TASK REQUIREMENTS
Rewrite the entries from the first line through the line with "status-text: Device Connected", swapping "input-field" for "text-box" and leaving everything else untouched.

Layout region records
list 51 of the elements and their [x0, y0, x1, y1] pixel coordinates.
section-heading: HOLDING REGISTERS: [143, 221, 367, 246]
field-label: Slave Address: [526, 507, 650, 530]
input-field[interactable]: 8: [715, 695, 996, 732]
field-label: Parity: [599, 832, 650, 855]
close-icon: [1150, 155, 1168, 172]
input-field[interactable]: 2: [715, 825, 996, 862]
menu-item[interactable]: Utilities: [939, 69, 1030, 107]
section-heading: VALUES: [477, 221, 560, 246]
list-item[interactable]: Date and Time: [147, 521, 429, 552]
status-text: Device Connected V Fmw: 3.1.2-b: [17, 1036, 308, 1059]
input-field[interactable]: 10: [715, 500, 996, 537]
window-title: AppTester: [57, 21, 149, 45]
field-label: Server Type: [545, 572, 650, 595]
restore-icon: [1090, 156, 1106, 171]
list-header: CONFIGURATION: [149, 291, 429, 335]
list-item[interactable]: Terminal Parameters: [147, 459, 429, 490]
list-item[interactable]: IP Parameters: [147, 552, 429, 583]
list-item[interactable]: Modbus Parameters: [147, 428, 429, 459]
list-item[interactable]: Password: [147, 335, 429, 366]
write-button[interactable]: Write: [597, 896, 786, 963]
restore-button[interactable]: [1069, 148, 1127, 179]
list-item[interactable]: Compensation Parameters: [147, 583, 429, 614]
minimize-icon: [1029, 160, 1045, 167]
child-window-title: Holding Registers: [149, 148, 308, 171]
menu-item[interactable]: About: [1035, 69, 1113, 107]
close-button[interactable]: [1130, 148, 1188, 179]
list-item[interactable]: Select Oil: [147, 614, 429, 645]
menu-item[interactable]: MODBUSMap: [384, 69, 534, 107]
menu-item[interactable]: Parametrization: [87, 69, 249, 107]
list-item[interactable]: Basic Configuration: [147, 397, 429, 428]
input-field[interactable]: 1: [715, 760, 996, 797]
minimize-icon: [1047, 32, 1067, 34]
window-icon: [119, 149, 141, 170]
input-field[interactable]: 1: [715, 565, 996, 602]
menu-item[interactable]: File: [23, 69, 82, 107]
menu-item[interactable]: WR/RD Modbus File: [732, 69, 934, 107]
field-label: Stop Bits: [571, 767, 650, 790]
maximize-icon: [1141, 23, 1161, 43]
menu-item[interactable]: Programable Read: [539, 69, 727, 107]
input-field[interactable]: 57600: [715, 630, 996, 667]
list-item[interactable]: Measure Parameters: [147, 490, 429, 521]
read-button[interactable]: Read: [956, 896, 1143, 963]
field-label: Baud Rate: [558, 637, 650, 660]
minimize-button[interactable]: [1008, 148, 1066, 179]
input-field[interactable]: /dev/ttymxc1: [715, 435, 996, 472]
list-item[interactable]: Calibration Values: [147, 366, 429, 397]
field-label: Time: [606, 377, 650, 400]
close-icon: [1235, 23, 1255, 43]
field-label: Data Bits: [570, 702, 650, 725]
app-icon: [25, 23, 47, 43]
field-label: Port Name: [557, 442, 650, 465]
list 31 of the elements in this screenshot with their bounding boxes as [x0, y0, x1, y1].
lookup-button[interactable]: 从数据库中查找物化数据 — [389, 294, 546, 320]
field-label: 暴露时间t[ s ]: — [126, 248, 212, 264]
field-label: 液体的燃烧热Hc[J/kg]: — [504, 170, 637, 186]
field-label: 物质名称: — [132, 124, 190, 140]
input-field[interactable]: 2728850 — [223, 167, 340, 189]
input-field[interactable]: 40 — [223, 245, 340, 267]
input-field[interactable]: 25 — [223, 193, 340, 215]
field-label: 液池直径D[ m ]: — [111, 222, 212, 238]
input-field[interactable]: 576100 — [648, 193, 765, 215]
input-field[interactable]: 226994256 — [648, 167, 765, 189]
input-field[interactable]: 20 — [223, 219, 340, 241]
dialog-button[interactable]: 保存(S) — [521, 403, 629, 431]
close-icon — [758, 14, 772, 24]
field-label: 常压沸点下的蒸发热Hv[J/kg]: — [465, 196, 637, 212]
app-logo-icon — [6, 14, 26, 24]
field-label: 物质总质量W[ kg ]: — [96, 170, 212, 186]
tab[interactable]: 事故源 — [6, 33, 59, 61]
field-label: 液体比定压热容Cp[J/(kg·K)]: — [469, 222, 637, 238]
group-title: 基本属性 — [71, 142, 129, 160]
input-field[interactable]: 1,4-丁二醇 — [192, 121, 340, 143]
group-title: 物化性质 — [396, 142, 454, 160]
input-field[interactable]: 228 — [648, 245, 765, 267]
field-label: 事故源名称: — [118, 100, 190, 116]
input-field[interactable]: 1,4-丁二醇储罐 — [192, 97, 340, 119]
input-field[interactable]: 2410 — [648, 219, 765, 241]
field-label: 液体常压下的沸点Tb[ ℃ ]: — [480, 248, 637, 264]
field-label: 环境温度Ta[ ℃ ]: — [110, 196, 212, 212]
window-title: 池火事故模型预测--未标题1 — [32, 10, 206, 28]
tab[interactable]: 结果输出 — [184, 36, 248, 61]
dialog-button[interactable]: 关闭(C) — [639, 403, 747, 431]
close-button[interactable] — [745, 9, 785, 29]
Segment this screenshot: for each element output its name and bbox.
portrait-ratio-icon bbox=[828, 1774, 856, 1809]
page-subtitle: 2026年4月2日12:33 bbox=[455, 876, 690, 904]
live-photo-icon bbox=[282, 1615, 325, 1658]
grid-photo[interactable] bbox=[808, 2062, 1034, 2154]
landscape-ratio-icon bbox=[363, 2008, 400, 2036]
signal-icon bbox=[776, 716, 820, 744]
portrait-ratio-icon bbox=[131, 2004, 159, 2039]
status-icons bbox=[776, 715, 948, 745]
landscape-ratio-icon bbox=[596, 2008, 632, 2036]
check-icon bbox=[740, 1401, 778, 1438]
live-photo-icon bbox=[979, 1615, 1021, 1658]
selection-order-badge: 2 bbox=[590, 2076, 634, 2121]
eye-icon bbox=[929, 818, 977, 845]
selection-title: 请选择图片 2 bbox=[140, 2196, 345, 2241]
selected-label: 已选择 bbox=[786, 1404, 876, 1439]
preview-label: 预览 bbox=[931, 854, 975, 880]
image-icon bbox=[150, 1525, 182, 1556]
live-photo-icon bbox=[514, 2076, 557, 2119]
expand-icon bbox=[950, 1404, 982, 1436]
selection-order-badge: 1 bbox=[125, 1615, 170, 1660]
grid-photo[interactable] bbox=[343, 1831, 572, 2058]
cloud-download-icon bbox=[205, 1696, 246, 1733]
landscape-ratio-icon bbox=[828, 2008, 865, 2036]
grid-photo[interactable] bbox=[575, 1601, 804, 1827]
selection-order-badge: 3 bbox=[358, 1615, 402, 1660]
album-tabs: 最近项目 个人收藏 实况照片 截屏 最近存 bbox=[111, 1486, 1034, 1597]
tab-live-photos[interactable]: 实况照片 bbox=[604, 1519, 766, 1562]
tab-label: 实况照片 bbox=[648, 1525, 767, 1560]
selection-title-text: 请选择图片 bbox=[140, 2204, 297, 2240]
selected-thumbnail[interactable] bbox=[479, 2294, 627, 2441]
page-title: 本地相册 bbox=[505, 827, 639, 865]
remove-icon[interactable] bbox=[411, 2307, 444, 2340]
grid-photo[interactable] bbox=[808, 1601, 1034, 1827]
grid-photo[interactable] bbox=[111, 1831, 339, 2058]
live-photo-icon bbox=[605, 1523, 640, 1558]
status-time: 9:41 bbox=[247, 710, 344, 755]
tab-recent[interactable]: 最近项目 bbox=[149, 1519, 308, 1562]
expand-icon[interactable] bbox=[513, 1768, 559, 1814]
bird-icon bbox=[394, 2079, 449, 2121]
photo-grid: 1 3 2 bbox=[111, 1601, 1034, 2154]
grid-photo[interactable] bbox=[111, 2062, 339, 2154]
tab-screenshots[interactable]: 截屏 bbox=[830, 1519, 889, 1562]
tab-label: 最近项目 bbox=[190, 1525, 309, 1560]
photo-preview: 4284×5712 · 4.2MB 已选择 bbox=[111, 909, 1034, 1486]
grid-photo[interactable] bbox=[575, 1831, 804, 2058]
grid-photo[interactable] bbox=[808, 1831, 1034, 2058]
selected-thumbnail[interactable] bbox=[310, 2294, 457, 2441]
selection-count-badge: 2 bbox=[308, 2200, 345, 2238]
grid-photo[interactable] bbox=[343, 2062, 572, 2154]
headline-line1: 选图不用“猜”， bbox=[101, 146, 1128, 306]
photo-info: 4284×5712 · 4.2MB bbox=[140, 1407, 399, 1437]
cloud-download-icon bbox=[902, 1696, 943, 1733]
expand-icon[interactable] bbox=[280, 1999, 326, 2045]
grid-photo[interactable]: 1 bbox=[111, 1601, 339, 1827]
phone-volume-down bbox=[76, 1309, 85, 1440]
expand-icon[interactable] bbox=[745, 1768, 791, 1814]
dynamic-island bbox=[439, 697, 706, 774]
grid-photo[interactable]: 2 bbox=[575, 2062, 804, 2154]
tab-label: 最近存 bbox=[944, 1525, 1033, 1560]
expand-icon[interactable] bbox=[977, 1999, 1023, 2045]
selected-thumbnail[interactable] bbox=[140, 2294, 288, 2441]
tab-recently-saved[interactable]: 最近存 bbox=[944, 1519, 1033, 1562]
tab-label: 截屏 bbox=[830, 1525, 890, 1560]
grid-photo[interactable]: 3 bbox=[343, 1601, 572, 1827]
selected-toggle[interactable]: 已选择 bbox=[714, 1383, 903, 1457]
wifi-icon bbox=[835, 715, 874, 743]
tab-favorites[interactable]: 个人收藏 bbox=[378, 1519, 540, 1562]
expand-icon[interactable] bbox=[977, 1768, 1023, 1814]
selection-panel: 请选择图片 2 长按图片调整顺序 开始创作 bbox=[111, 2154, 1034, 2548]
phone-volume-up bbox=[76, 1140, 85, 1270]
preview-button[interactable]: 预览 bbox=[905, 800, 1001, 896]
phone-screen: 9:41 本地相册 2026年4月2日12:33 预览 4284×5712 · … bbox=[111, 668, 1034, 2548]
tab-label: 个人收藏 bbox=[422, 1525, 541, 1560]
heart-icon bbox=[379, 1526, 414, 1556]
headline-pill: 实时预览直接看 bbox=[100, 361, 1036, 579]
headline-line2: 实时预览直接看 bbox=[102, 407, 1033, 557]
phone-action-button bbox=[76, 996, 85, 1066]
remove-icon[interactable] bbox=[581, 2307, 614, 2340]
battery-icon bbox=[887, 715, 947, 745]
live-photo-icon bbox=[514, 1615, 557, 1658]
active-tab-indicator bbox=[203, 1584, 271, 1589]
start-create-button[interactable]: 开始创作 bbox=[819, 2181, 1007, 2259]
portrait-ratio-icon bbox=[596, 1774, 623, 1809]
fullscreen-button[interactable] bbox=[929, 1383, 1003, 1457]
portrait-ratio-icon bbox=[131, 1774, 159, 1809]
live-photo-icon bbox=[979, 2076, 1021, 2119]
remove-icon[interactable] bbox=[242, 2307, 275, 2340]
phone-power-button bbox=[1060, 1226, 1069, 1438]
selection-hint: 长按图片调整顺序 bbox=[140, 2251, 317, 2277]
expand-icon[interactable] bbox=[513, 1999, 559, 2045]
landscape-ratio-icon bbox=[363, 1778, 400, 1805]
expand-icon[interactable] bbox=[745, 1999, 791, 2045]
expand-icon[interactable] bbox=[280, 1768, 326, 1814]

COMPLETED EXERCISE
list 51 of the elements and their [x0, y0, x1, y1] pixel coordinates.
section-heading: HOLDING REGISTERS: [143, 221, 367, 246]
field-label: Slave Address: [526, 507, 650, 530]
text-box[interactable]: 8: [715, 695, 996, 732]
field-label: Parity: [599, 832, 650, 855]
close-icon: [1150, 155, 1168, 172]
text-box[interactable]: 2: [715, 825, 996, 862]
menu-item[interactable]: Utilities: [939, 69, 1030, 107]
section-heading: VALUES: [477, 221, 560, 246]
list-item[interactable]: Date and Time: [147, 521, 429, 552]
status-text: Device Connected V Fmw: 3.1.2-b: [17, 1036, 308, 1059]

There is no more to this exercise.